-- Start Records for processing --

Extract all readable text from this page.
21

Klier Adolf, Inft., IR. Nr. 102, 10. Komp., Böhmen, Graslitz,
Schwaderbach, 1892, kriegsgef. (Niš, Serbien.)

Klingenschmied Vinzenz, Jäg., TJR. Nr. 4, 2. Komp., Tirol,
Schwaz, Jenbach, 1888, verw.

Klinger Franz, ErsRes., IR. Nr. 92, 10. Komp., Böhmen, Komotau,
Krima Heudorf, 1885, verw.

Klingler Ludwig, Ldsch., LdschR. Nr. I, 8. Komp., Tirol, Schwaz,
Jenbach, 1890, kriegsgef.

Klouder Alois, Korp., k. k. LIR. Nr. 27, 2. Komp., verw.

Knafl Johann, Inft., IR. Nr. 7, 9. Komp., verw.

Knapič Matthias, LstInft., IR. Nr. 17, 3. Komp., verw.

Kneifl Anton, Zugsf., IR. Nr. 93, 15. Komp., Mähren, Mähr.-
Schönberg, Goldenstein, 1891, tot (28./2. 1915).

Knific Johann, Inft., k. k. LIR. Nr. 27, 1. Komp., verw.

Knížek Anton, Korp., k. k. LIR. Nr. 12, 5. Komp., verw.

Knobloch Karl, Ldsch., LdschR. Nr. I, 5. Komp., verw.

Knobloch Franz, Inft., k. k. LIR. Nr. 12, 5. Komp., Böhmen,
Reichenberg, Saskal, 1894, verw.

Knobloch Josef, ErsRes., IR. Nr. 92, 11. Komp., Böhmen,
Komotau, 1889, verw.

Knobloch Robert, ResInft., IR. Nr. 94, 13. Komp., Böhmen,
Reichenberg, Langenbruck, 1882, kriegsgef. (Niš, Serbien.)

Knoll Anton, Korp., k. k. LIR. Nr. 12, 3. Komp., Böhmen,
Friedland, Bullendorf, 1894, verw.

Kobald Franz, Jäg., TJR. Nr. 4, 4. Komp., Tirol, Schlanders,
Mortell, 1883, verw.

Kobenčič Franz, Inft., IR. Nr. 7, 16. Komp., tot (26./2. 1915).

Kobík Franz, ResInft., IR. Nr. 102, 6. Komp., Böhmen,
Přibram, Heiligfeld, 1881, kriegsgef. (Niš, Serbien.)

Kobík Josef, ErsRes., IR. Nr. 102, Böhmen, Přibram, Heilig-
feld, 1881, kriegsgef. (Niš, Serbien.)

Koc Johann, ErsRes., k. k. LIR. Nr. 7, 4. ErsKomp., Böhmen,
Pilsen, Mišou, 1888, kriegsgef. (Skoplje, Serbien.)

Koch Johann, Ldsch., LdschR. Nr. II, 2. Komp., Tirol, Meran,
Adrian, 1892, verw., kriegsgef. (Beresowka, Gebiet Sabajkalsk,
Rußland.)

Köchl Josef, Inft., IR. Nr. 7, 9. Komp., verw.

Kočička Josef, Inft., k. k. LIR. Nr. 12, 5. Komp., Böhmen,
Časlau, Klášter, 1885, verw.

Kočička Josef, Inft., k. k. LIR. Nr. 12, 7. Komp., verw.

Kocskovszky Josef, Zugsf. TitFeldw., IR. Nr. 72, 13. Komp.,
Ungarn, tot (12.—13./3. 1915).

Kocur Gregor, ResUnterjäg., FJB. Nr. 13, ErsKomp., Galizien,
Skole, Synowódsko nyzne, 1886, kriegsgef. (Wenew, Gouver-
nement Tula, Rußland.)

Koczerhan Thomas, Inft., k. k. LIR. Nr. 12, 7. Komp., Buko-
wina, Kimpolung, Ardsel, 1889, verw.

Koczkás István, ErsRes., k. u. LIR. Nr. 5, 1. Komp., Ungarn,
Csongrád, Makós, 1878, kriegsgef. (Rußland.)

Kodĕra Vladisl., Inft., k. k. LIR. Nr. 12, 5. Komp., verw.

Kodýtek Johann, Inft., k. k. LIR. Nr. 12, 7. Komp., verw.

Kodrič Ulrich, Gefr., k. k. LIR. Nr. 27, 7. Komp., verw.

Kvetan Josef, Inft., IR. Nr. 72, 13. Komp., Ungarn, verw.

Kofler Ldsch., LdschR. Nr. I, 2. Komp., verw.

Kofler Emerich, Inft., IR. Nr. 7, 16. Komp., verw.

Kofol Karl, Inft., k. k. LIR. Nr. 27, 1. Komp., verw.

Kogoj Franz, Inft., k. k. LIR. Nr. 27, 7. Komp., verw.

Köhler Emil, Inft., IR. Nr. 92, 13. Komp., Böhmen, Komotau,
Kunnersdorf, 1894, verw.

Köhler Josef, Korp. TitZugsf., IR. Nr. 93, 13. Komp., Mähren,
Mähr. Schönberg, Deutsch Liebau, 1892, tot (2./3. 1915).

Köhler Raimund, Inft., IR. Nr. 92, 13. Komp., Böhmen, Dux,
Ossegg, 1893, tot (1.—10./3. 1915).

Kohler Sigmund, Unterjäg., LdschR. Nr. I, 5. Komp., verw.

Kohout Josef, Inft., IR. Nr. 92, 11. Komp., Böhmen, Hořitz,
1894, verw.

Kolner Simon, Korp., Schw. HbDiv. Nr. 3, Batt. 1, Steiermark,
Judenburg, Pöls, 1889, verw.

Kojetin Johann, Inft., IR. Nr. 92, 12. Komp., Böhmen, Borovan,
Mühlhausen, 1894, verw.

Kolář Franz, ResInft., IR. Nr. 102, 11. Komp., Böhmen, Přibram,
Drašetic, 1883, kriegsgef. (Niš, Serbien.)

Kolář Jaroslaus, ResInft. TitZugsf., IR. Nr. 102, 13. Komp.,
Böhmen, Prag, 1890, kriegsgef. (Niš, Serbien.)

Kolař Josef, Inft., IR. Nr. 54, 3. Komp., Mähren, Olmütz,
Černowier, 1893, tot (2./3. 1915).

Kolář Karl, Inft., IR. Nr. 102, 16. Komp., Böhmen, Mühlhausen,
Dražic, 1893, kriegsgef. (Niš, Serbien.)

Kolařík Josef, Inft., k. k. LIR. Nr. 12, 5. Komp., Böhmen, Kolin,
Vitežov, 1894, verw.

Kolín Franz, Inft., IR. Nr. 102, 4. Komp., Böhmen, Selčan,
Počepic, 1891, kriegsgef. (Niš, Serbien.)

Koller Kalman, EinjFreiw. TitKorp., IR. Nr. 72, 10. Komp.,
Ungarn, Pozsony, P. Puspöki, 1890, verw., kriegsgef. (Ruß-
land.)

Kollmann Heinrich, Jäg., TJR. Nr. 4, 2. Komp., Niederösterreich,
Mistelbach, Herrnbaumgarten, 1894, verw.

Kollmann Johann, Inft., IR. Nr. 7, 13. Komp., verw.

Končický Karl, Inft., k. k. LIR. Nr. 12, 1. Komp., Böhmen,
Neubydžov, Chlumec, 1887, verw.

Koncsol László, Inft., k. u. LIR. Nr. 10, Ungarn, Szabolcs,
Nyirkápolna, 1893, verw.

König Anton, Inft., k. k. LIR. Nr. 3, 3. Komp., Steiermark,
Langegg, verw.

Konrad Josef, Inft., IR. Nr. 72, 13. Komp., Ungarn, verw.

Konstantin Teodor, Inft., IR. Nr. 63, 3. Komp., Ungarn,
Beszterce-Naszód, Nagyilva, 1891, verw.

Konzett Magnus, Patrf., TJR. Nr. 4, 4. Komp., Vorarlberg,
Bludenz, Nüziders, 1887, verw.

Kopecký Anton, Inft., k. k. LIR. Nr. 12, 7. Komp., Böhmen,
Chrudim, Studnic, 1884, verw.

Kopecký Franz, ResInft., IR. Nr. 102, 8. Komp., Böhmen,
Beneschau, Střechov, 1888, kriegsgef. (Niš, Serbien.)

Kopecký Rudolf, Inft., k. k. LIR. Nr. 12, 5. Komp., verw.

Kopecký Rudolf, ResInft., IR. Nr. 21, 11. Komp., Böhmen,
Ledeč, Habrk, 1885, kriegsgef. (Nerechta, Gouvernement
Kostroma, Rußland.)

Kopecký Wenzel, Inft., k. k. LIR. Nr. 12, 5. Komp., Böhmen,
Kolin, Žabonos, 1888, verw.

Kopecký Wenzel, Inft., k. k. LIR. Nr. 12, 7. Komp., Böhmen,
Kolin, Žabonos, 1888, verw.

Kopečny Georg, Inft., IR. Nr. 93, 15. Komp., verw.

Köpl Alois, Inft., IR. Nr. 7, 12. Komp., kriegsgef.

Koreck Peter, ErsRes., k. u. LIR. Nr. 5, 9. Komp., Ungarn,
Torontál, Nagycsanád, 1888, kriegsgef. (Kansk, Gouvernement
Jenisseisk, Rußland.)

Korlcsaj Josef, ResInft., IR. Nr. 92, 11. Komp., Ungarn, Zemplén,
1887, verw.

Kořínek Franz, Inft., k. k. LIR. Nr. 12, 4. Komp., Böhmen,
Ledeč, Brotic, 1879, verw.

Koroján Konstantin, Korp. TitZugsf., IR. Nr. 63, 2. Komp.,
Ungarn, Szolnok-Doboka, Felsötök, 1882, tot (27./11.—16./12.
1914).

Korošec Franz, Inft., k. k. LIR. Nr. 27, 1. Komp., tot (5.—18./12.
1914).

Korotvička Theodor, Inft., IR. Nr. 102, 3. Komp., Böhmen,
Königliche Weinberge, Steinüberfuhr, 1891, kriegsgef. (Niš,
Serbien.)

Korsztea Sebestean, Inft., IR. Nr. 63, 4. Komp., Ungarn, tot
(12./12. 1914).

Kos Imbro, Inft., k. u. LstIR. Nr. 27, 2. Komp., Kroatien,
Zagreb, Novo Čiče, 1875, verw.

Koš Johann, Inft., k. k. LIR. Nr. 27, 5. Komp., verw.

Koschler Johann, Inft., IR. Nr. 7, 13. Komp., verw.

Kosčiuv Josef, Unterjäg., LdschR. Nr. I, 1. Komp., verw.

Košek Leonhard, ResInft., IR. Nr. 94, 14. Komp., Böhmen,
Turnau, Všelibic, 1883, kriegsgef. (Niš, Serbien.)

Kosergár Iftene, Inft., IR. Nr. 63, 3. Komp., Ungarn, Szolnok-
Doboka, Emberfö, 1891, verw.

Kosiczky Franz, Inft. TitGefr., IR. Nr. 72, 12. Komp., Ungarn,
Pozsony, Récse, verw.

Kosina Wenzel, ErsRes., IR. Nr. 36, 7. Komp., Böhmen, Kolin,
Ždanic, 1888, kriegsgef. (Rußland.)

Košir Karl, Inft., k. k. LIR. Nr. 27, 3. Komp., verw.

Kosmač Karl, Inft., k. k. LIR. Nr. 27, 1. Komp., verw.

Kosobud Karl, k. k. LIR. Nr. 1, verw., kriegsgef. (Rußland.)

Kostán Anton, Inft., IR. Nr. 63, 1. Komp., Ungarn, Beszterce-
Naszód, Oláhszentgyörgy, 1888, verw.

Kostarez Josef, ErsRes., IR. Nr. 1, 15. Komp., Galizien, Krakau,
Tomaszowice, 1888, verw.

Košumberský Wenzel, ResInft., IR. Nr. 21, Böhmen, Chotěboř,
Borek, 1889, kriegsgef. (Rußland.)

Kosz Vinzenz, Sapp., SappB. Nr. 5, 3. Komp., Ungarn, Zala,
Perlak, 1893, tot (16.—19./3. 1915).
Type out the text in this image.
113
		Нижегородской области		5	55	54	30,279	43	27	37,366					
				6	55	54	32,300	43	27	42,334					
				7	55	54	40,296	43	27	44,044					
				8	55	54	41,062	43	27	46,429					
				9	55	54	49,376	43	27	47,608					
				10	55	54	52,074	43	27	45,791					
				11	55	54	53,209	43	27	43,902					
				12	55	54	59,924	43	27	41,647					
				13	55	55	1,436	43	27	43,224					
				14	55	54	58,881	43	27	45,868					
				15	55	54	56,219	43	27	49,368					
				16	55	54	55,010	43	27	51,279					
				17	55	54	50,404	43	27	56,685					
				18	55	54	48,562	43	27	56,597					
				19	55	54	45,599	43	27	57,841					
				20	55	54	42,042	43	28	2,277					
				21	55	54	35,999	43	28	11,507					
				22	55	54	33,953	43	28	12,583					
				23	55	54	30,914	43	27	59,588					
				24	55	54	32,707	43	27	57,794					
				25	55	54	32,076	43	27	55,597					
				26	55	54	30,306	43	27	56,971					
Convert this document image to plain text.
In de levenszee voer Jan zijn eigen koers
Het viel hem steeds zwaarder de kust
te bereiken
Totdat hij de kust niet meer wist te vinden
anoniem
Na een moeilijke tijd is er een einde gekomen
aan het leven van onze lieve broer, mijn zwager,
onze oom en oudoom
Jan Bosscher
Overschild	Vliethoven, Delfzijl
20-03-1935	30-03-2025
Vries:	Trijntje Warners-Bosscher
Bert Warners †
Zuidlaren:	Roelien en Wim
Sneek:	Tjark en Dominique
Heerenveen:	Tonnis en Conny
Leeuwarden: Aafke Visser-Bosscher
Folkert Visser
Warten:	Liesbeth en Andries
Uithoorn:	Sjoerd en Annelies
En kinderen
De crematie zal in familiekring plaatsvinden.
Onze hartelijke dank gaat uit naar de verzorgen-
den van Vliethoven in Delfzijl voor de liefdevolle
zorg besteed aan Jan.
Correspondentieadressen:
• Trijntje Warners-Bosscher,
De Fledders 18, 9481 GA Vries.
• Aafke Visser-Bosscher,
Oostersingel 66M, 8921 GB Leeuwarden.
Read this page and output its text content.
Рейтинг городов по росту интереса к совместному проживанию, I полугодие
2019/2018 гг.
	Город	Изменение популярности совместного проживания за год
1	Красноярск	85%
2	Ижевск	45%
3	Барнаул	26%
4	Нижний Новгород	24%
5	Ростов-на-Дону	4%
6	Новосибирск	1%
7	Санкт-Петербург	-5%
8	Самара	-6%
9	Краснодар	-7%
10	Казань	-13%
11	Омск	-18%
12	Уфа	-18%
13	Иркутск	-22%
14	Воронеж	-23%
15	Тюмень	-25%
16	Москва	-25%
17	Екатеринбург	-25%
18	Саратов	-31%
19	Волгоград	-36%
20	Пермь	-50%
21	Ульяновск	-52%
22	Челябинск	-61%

-- End Records for processing --

:: Given exercise ::
In the listing above, how many lines hold the word "Přibram"? Give the number and nothing more.

:: The reply ::
3